Each entry should be quoted word for word, including every mark of punctuation.

[Saved data entries]
.....

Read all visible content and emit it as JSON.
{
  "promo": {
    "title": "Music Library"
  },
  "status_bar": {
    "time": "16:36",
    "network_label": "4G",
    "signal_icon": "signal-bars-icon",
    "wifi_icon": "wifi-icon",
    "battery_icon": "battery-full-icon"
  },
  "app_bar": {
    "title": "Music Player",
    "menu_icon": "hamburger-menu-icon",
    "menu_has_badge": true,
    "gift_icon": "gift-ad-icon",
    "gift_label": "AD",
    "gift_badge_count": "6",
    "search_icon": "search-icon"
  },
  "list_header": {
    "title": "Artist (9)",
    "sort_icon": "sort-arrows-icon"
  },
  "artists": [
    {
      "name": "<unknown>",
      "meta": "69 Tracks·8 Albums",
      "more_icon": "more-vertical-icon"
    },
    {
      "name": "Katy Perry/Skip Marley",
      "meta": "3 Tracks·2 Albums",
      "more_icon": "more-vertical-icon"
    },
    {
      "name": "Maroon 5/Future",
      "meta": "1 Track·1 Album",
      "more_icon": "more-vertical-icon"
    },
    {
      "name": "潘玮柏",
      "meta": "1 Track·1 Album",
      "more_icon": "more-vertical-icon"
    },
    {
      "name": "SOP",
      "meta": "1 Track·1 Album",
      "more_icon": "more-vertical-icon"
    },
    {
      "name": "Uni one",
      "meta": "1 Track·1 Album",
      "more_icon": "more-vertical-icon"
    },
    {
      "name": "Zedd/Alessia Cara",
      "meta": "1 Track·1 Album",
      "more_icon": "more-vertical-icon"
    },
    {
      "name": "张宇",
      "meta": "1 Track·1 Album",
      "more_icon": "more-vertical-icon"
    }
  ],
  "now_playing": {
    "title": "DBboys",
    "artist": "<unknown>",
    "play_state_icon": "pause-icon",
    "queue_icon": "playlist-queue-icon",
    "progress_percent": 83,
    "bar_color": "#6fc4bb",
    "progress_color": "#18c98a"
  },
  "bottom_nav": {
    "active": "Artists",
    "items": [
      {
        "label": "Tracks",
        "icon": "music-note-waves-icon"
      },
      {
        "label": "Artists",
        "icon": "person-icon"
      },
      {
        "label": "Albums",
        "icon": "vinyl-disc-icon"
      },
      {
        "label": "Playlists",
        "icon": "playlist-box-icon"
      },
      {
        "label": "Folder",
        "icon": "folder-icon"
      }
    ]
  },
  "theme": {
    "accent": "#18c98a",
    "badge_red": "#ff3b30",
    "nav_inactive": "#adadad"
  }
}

.....

# [REPLY]
Read all visible content and emit it as JSON.
{
  "promo": {
    "title": "Music Library"
  },
  "status_bar": {
    "time": "16:36",
    "network_label": "4G",
    "signal_icon": "signal-bars-icon",
    "wifi_icon": "wifi-icon",
    "battery_icon": "battery-full-icon"
  },
  "app_bar": {
    "title": "Music Player",
    "menu_icon": "hamburger-menu-icon",
    "menu_has_badge": true,
    "gift_icon": "gift-ad-icon",
    "gift_label": "AD",
    "gift_badge_count": "6",
    "search_icon": "search-icon"
  },
  "list_header": {
    "title": "Artist (9)",
    "sort_icon": "sort-arrows-icon"
  },
  "artists": [
    {
      "name": "<unknown>",
      "meta": "69 Tracks·8 Albums",
      "more_icon": "more-vertical-icon"
    },
    {
      "name": "Katy Perry/Skip Marley",
      "meta": "3 Tracks·2 Albums",
      "more_icon": "more-vertical-icon"
    },
    {
      "name": "Maroon 5/Future",
      "meta": "1 Track·1 Album",
      "more_icon": "more-vertical-icon"
    },
    {
      "name": "潘玮柏",
      "meta": "1 Track·1 Album",
      "more_icon": "more-vertical-icon"
    },
    {
      "name": "SOP",
      "meta": "1 Track·1 Album",
      "more_icon": "more-vertical-icon"
    },
    {
      "name": "Uni one",
      "meta": "1 Track·1 Album",
      "more_icon": "more-vertical-icon"
    },
    {
      "name": "Zedd/Alessia Cara",
      "meta": "1 Track·1 Album",
      "more_icon": "more-vertical-icon"
    },
    {
      "name": "张宇",
      "meta": "1 Track·1 Album",
      "more_icon": "more-vertical-icon"
    }
  ],
  "now_playing": {
    "title": "DBboys",
    "artist": "<unknown>",
    "play_state_icon": "pause-icon",
    "queue_icon": "playlist-queue-icon",
    "progress_percent": 83,
    "bar_color": "#6fc4bb",
    "progress_color": "#18c98a"
  },
  "bottom_nav": {
    "active": "Artists",
    "items": [
      {
        "label": "Tracks",
        "icon": "music-note-waves-icon"
      },
      {
        "label": "Artists",
        "icon": "person-icon"
      },
      {
        "label": "Albums",
        "icon": "vinyl-disc-icon"
      },
      {
        "label": "Playlists",
        "icon": "playlist-box-icon"
      },
      {
        "label": "Folder",
        "icon": "folder-icon"
      }
    ]
  },
  "theme": {
    "accent": "#18c98a",
    "badge_red": "#ff3b30",
    "nav_inactive": "#adadad"
  }
}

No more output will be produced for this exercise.